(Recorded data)

---

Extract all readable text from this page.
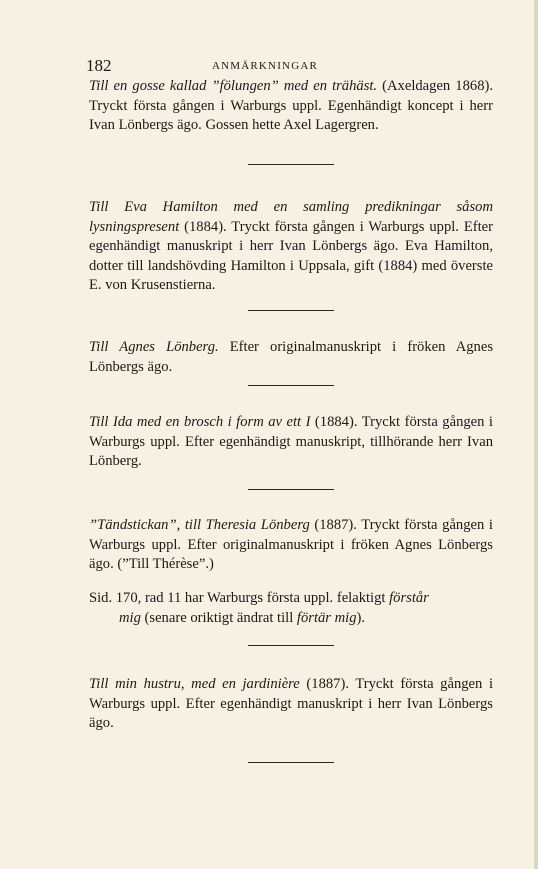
182	ANMÄRKNINGAR

Till en gosse kallad ”fölungen” med en trähäst. (Axeldagen 1868). Tryckt första gången i Warburgs uppl. Egenhändigt koncept i herr Ivan Lönbergs ägo. Gossen hette Axel Lagergren.

Till Eva Hamilton med en samling predikningar såsom lysningspresent (1884). Tryckt första gången i Warburgs uppl. Efter egenhändigt manuskript i herr Ivan Lönbergs ägo. Eva Hamilton, dotter till landshövding Hamilton i Uppsala, gift (1884) med överste E. von Krusenstierna.

Till Agnes Lönberg. Efter originalmanuskript i fröken Agnes Lönbergs ägo.

Till Ida med en brosch i form av ett I (1884). Tryckt första gången i Warburgs uppl. Efter egenhändigt manuskript, tillhörande herr Ivan Lönberg.

”Tändstickan”, till Theresia Lönberg (1887). Tryckt första gången i Warburgs uppl. Efter originalmanuskript i fröken Agnes Lönbergs ägo. (”Till Thérèse”.)

Sid. 170, rad 11 har Warburgs första uppl. felaktigt förstår
mig (senare oriktigt ändrat till förtär mig).

Till min hustru, med en jardinière (1887). Tryckt första gången i Warburgs uppl. Efter egenhändigt manuskript i herr Ivan Lönbergs ägo.
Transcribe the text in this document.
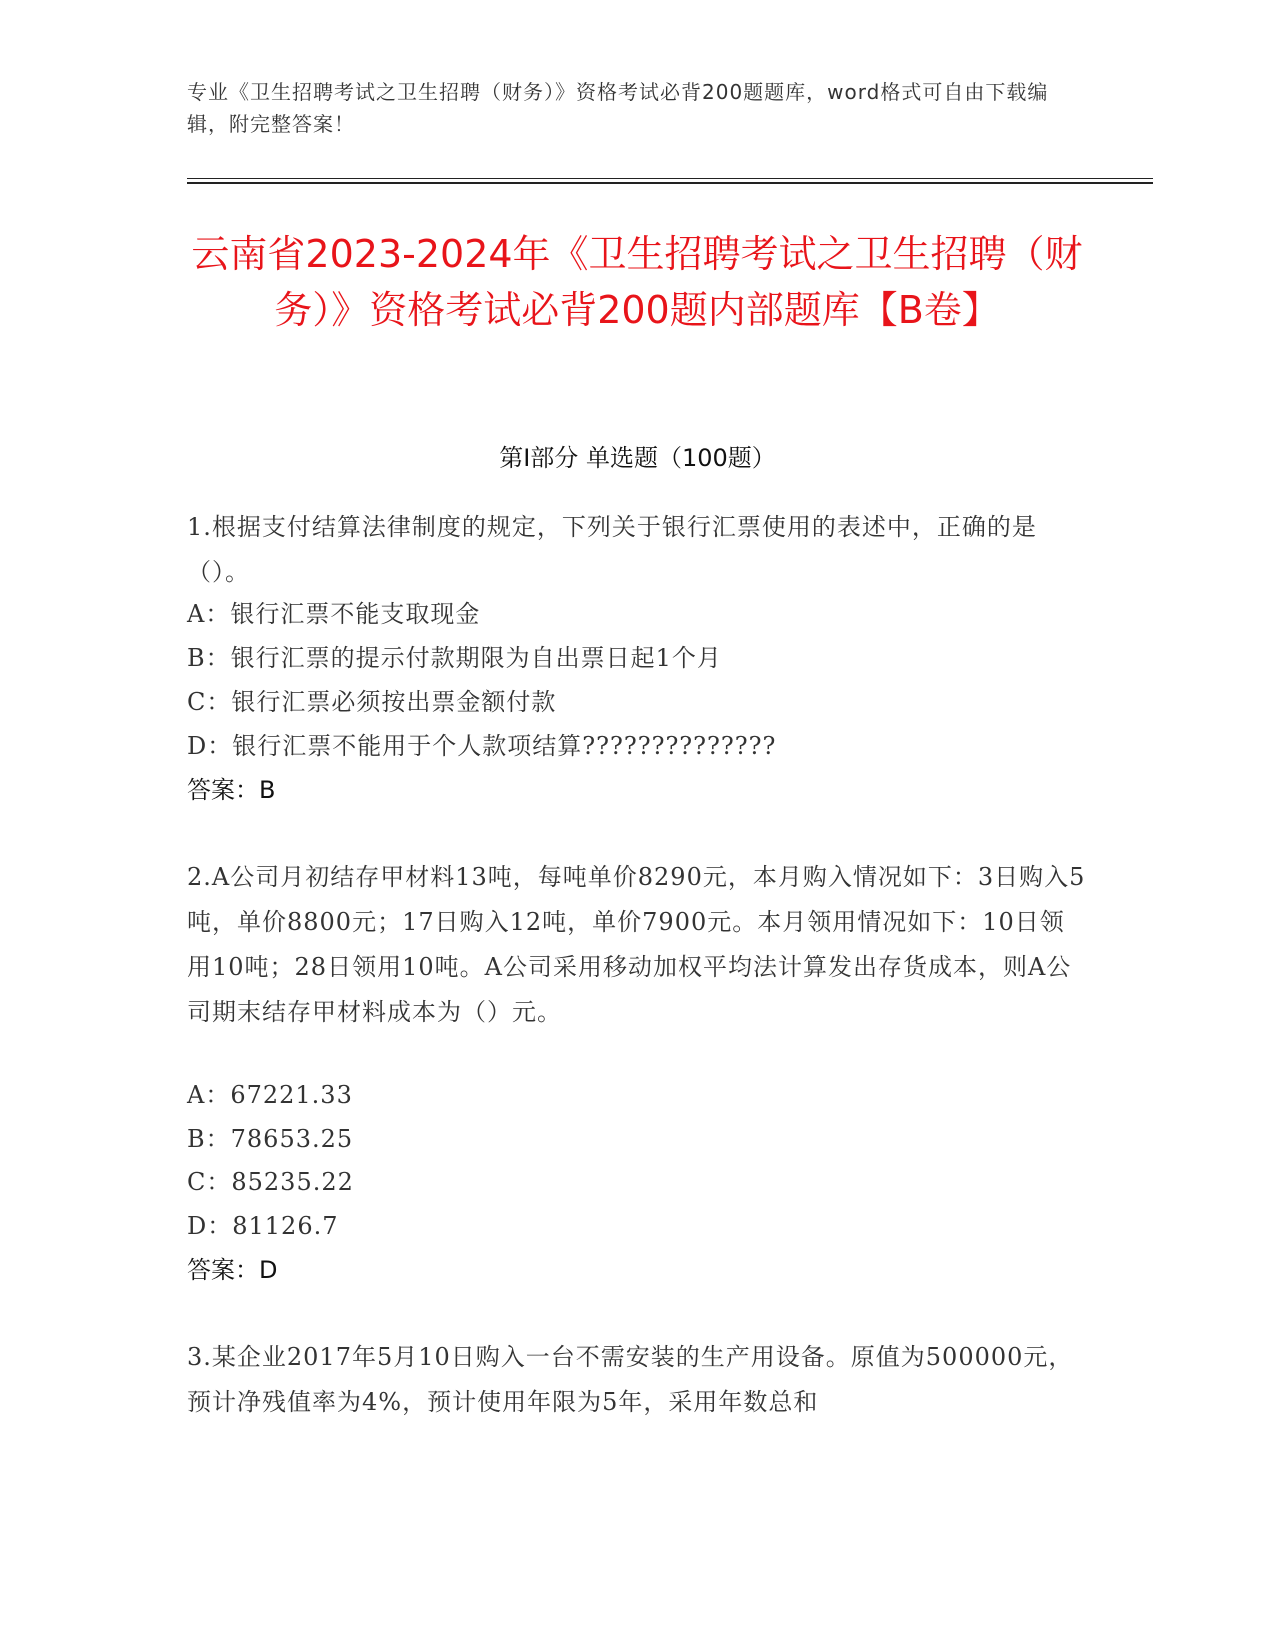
专业《卫生招聘考试之卫生招聘（财务）》资格考试必背200题题库，word格式可自由下载编辑，附完整答案！
云南省2023-2024年《卫生招聘考试之卫生招聘（财务）》资格考试必背200题内部题库【B卷】
第I部分 单选题（100题）
1.根据支付结算法律制度的规定，下列关于银行汇票使用的表述中，正确的是（）。
A：银行汇票不能支取现金
B：银行汇票的提示付款期限为自出票日起1个月
C：银行汇票必须按出票金额付款
D：银行汇票不能用于个人款项结算??????????????
答案：B
2.A公司月初结存甲材料13吨，每吨单价8290元，本月购入情况如下：3日购入5吨，单价8800元；17日购入12吨，单价7900元。本月领用情况如下：10日领用10吨；28日领用10吨。A公司采用移动加权平均法计算发出存货成本，则A公司期末结存甲材料成本为（）元。
A：67221.33
B：78653.25
C：85235.22
D：81126.7
答案：D
3.某企业2017年5月10日购入一台不需安装的生产用设备。原值为500000元，预计净残值率为4%，预计使用年限为5年，采用年数总和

---

* Instructions to follow
Reproduce every entry exactly, but omit each picture.

* Response to this exercise
Extract all readable text from this page.
182	ANMÄRKNINGAR

Till en gosse kallad ”fölungen” med en trähäst. (Axeldagen 1868). Tryckt första gången i Warburgs uppl. Egenhändigt koncept i herr Ivan Lönbergs ägo. Gossen hette Axel Lagergren.

Till Eva Hamilton med en samling predikningar såsom lysningspresent (1884). Tryckt första gången i Warburgs uppl. Efter egenhändigt manuskript i herr Ivan Lönbergs ägo. Eva Hamilton, dotter till landshövding Hamilton i Uppsala, gift (1884) med överste E. von Krusenstierna.

Till Agnes Lönberg. Efter originalmanuskript i fröken Agnes Lönbergs ägo.

Till Ida med en brosch i form av ett I (1884). Tryckt första gången i Warburgs uppl. Efter egenhändigt manuskript, tillhörande herr Ivan Lönberg.

”Tändstickan”, till Theresia Lönberg (1887). Tryckt första gången i Warburgs uppl. Efter originalmanuskript i fröken Agnes Lönbergs ägo. (”Till Thérèse”.)

Sid. 170, rad 11 har Warburgs första uppl. felaktigt förstår
mig (senare oriktigt ändrat till förtär mig).

Till min hustru, med en jardinière (1887). Tryckt första gången i Warburgs uppl. Efter egenhändigt manuskript i herr Ivan Lönbergs ägo.
Transcribe the text in this document.
专业《卫生招聘考试之卫生招聘（财务）》资格考试必背200题题库，word格式可自由下载编辑，附完整答案！
云南省2023-2024年《卫生招聘考试之卫生招聘（财务）》资格考试必背200题内部题库【B卷】
第I部分 单选题（100题）
1.根据支付结算法律制度的规定，下列关于银行汇票使用的表述中，正确的是（）。
A：银行汇票不能支取现金
B：银行汇票的提示付款期限为自出票日起1个月
C：银行汇票必须按出票金额付款
D：银行汇票不能用于个人款项结算??????????????
答案：B
2.A公司月初结存甲材料13吨，每吨单价8290元，本月购入情况如下：3日购入5吨，单价8800元；17日购入12吨，单价7900元。本月领用情况如下：10日领用10吨；28日领用10吨。A公司采用移动加权平均法计算发出存货成本，则A公司期末结存甲材料成本为（）元。
A：67221.33
B：78653.25
C：85235.22
D：81126.7
答案：D
3.某企业2017年5月10日购入一台不需安装的生产用设备。原值为500000元，预计净残值率为4%，预计使用年限为5年，采用年数总和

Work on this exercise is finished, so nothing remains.